Extracted data entries
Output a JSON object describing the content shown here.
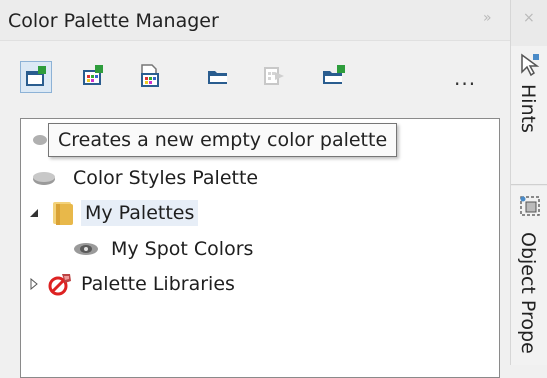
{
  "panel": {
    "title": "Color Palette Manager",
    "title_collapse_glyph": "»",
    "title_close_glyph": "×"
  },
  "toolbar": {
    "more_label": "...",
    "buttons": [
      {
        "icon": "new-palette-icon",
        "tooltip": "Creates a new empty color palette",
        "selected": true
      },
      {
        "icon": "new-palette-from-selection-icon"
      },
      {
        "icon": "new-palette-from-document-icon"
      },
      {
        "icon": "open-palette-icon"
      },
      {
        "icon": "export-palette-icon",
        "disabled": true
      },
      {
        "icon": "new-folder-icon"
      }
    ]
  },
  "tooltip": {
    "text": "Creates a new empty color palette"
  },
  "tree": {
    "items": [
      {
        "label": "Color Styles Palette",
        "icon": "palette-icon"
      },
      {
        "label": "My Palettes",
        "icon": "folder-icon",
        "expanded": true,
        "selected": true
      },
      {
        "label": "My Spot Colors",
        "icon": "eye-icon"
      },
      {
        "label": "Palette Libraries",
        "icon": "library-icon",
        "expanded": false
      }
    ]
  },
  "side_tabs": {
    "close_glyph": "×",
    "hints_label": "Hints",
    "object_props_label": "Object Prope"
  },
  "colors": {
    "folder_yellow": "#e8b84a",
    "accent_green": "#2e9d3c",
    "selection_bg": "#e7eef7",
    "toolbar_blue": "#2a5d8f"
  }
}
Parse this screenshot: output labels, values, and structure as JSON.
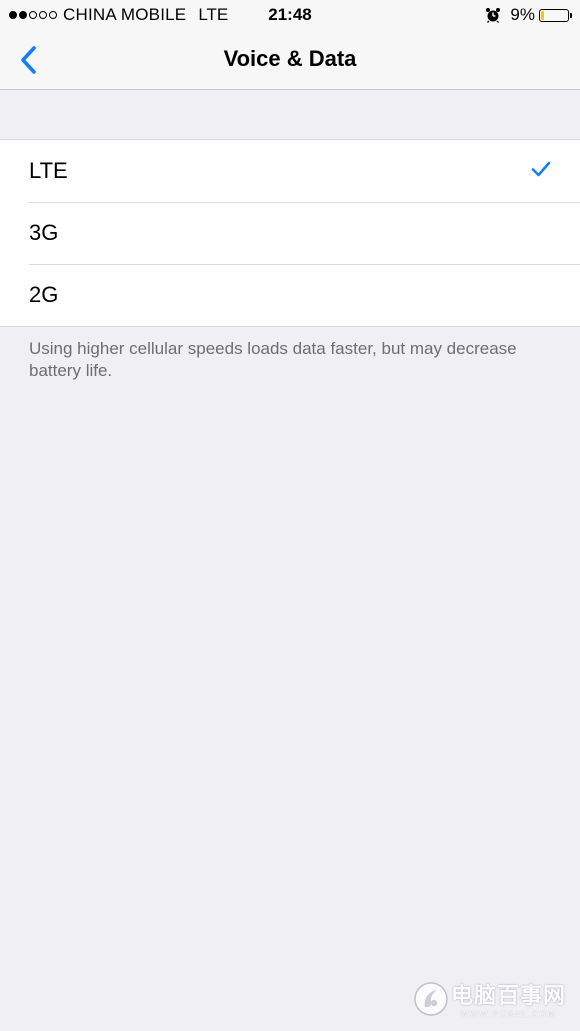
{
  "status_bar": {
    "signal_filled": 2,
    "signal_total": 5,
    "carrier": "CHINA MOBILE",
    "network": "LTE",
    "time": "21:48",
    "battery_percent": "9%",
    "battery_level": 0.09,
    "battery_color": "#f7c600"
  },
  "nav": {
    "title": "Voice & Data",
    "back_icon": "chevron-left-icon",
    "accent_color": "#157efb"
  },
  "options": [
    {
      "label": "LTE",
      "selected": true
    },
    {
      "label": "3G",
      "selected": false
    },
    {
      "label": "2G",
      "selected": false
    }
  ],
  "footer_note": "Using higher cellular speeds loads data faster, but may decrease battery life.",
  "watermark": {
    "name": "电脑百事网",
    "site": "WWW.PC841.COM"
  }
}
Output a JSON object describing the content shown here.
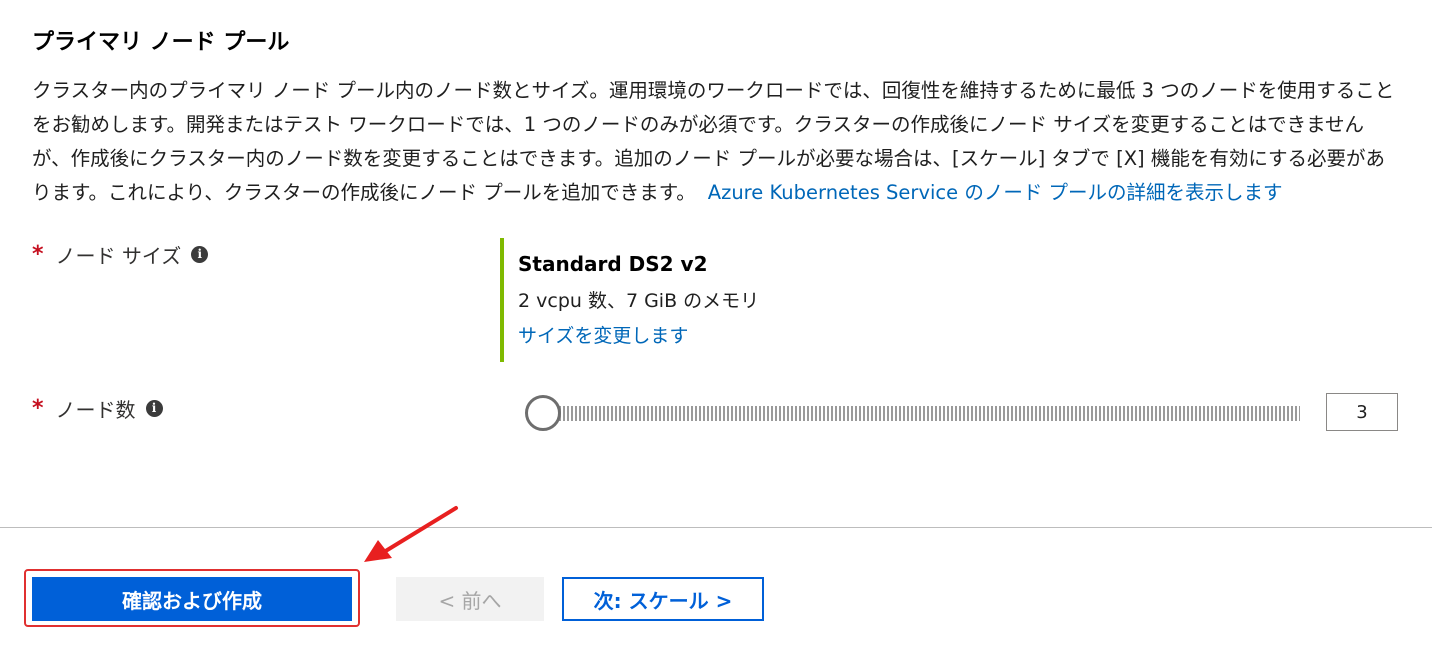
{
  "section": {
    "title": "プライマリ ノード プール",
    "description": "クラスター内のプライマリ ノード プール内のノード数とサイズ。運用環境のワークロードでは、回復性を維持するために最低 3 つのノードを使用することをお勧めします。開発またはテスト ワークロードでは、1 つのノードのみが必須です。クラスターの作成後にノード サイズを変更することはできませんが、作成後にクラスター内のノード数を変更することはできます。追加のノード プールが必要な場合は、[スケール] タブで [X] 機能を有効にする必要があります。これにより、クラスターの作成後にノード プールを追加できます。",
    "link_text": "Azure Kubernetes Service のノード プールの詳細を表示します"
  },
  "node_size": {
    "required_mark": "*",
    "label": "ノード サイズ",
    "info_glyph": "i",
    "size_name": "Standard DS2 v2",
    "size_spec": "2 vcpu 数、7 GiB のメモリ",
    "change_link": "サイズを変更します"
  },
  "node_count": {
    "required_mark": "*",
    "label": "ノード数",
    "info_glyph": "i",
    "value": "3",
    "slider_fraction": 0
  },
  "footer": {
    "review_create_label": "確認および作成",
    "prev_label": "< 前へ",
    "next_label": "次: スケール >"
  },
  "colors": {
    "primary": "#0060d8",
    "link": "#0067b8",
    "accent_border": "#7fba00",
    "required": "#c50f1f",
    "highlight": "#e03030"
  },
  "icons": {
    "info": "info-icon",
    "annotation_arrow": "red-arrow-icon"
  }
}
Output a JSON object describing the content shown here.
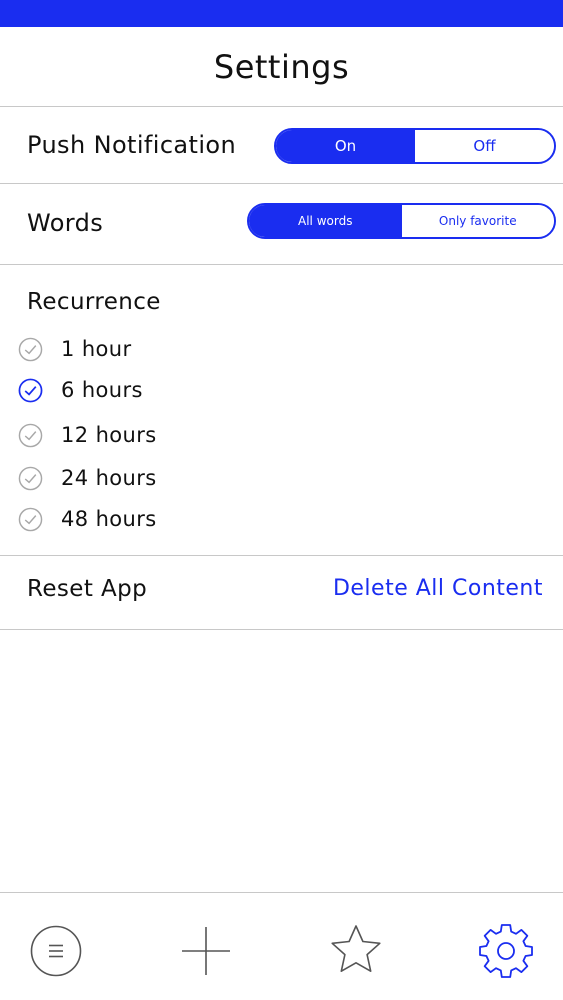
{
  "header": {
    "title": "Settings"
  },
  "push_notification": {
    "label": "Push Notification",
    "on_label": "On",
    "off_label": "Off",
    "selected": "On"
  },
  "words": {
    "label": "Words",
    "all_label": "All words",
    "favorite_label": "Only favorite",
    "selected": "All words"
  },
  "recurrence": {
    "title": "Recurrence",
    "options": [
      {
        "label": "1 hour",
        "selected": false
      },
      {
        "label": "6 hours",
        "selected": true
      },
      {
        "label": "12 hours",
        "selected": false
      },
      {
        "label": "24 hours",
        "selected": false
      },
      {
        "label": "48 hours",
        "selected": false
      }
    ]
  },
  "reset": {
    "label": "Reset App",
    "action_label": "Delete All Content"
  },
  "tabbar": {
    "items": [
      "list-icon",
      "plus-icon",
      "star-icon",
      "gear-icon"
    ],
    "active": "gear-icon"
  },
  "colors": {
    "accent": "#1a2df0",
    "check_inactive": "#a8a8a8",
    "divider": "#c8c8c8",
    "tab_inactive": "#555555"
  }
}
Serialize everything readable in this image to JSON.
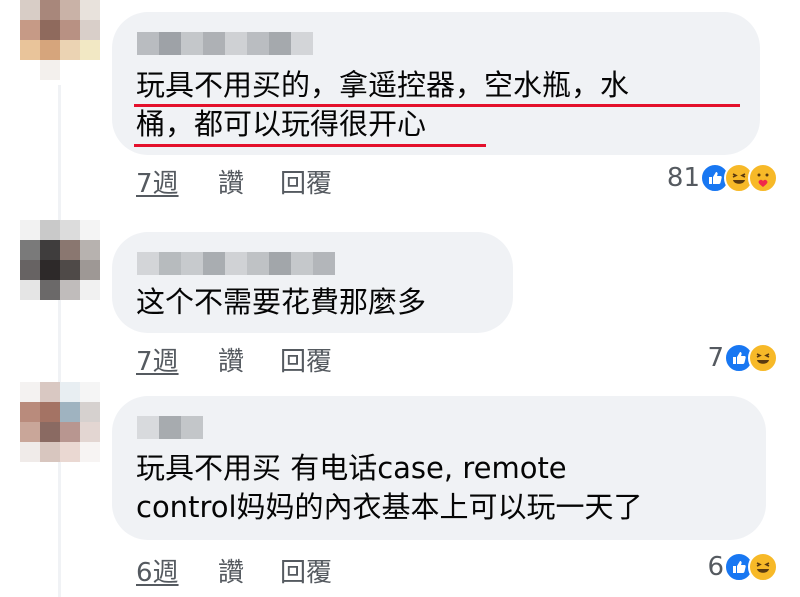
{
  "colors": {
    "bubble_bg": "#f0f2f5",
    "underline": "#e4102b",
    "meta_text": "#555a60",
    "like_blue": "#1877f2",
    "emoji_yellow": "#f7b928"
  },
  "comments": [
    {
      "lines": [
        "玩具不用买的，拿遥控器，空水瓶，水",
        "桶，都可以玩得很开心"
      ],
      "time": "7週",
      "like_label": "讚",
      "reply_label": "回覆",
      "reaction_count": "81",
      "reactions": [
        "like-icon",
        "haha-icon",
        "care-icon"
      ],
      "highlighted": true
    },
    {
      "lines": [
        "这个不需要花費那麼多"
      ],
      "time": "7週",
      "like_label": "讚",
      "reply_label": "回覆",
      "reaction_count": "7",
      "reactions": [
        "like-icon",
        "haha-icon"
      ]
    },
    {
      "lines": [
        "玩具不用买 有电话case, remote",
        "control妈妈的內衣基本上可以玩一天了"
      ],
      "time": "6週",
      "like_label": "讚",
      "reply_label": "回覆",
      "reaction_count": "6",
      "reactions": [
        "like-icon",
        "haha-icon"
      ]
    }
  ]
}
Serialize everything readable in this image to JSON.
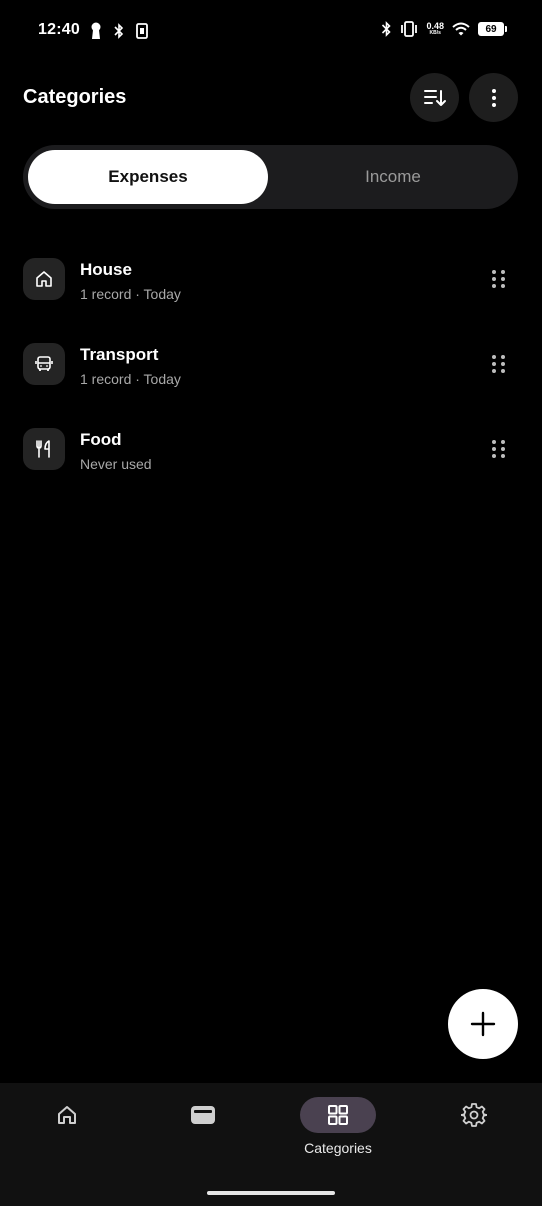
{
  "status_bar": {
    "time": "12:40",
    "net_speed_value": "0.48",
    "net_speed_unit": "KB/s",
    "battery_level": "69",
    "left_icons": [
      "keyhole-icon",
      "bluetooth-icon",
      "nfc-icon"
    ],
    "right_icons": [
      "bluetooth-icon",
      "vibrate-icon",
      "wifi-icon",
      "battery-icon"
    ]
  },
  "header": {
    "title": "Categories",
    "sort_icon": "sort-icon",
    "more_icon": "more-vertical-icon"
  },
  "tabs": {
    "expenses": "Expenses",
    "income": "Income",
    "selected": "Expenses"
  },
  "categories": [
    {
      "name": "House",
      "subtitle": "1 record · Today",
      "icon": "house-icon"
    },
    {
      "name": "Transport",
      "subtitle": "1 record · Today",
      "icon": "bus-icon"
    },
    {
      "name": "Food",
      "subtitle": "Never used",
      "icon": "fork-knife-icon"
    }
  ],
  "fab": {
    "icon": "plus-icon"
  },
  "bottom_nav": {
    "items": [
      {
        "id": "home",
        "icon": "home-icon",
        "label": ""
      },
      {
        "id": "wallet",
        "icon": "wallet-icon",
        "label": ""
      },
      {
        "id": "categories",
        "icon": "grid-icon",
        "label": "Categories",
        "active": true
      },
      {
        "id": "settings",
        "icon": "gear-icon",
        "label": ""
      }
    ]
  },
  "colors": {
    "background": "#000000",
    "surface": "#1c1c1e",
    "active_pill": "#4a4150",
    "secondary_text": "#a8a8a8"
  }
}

What the task requires
For this exercise, gather every line of the data that contains the word "empty".

Solution to this exercise
        "tooltip": "Creates a new empty color palette",
    "text": "Creates a new empty color palette"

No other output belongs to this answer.